Dataset excerpts
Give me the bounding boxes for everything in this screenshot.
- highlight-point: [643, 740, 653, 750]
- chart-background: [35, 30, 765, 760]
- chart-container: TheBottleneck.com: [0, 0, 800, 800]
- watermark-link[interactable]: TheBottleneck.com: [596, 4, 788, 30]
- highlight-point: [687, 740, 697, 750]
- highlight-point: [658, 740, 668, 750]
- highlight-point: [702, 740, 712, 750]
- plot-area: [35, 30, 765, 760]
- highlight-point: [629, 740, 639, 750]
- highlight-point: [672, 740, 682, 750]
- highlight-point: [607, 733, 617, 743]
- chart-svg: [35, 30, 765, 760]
==
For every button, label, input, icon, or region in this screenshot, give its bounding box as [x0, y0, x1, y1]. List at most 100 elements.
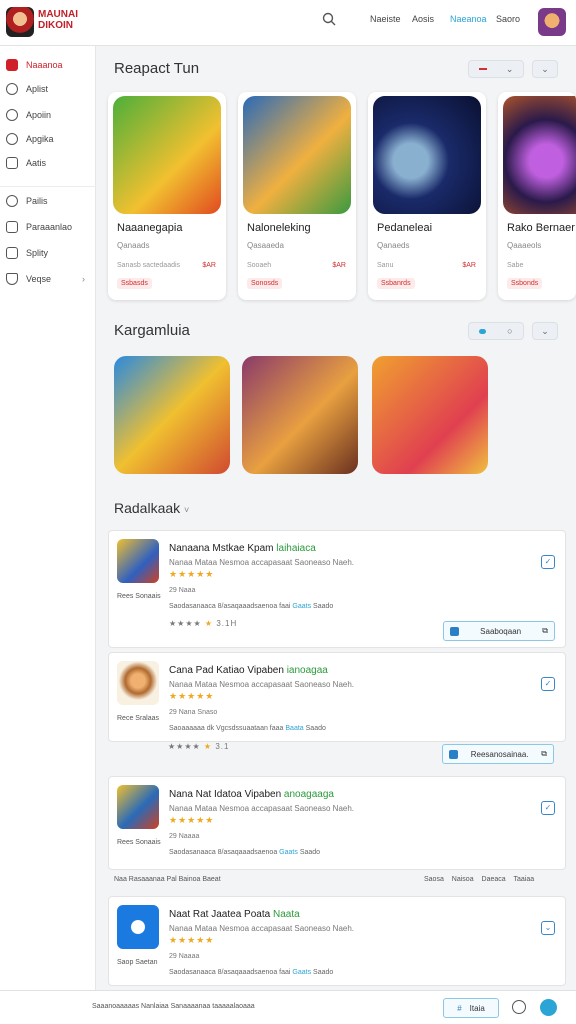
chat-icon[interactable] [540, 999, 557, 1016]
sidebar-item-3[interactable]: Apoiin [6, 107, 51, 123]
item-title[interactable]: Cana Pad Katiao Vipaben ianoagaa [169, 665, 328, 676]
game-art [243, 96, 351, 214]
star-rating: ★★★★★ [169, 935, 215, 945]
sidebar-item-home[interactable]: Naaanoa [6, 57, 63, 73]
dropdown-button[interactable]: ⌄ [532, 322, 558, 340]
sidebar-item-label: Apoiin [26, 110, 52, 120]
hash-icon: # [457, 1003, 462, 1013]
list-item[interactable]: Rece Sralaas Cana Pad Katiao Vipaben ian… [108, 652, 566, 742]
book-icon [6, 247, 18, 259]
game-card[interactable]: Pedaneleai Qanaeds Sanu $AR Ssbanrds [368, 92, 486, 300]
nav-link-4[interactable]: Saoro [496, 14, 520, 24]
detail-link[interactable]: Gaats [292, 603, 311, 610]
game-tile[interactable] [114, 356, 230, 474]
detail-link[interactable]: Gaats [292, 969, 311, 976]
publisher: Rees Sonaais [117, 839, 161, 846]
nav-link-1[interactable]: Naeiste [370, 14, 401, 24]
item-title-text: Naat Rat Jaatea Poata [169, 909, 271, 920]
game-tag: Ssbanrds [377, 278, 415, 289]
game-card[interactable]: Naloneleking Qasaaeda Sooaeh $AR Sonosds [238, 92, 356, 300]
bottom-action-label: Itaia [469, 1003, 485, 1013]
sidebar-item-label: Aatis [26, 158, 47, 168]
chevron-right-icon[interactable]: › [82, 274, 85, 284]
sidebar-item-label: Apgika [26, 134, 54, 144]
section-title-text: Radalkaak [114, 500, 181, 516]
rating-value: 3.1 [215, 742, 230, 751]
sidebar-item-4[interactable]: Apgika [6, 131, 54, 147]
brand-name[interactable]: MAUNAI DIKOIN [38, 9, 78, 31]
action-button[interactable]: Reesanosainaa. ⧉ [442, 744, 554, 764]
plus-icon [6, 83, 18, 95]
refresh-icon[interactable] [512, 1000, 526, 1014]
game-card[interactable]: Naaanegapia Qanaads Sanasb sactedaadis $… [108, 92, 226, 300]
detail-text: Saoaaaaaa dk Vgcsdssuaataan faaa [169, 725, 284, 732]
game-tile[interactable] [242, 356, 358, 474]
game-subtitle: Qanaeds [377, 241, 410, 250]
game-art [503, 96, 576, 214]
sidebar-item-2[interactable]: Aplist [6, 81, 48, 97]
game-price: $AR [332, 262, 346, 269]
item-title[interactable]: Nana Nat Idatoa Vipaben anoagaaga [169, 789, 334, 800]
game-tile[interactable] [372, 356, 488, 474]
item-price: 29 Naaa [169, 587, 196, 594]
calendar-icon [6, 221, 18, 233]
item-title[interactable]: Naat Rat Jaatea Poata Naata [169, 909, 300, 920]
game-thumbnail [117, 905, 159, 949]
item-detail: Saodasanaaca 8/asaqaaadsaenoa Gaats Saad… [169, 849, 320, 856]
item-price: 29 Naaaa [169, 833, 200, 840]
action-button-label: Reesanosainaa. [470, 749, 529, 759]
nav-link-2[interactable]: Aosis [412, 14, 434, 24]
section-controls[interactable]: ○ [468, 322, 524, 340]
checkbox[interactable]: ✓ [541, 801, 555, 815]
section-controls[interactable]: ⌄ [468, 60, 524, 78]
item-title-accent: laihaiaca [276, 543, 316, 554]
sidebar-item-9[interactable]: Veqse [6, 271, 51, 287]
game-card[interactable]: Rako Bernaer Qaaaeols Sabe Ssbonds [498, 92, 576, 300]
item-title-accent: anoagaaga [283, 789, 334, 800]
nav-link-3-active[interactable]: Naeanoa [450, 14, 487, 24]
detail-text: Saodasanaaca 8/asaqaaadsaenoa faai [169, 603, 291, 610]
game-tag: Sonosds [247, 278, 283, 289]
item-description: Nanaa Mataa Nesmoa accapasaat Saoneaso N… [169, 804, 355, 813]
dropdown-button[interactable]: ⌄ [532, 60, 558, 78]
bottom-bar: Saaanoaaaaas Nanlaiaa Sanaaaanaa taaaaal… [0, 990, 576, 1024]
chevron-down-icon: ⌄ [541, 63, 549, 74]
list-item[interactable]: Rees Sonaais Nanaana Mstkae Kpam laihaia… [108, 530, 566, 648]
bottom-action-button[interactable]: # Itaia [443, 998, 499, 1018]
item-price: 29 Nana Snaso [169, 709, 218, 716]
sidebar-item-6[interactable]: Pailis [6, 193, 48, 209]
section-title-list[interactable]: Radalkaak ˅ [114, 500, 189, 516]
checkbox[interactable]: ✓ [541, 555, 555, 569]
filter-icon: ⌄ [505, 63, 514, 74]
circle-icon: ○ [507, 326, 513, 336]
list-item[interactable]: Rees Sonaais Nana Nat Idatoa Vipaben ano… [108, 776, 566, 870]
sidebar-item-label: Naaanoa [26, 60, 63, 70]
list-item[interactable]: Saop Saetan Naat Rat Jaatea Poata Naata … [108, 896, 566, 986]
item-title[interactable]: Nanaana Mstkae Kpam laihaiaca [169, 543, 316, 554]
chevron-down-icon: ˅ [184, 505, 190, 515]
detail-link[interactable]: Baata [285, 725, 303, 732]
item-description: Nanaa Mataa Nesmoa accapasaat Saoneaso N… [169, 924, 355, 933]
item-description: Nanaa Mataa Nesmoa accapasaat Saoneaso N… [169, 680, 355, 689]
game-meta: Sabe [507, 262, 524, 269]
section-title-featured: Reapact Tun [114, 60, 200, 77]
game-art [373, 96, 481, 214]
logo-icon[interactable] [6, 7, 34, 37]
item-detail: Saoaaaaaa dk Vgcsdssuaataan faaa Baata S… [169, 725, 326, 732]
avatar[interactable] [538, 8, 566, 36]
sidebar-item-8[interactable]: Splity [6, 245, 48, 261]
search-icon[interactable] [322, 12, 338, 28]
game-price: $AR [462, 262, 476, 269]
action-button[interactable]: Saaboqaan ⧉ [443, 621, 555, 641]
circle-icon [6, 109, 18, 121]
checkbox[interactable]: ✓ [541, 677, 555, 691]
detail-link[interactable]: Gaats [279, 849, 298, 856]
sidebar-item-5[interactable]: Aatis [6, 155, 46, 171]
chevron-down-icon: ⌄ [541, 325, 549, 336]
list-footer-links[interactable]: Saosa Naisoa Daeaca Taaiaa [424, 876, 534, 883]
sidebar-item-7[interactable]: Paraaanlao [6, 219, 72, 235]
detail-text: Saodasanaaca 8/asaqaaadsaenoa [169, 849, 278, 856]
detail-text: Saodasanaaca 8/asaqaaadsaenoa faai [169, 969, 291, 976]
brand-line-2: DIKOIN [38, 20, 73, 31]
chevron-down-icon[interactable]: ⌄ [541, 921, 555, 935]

Task directions
Repeat, unchanged, the lines between the one holding "Give me the" and the one holding "- highlight-point: [607, 733, 617, 743]", inclusive.

Task result
Give me the bounding boxes for everything in this screenshot.
- highlight-point: [643, 740, 653, 750]
- chart-background: [35, 30, 765, 760]
- chart-container: TheBottleneck.com: [0, 0, 800, 800]
- watermark-link[interactable]: TheBottleneck.com: [596, 4, 788, 30]
- highlight-point: [687, 740, 697, 750]
- highlight-point: [658, 740, 668, 750]
- highlight-point: [702, 740, 712, 750]
- plot-area: [35, 30, 765, 760]
- highlight-point: [629, 740, 639, 750]
- highlight-point: [672, 740, 682, 750]
- highlight-point: [607, 733, 617, 743]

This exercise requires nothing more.